▶
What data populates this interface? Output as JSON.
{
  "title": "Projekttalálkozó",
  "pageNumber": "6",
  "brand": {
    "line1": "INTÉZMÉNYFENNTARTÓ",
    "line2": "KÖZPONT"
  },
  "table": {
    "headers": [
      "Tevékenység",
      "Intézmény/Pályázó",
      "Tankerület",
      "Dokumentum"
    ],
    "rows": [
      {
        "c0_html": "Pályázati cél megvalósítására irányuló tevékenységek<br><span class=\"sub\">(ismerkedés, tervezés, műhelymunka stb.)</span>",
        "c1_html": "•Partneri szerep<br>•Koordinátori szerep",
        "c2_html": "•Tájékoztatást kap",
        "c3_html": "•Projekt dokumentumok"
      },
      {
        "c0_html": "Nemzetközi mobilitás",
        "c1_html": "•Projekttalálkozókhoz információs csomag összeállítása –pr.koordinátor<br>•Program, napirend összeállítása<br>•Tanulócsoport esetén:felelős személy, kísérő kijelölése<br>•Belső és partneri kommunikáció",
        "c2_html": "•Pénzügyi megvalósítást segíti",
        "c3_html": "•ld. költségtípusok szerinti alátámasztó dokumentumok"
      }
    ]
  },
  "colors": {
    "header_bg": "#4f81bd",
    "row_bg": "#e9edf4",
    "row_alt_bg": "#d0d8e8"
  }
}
◀
# Written problem
Collect each line holding the string "dokumentumok".

# Output below
        "c3_html": "•Projekt dokumentumok"
        "c3_html": "•ld. költségtípusok szerinti alátámasztó dokumentumok"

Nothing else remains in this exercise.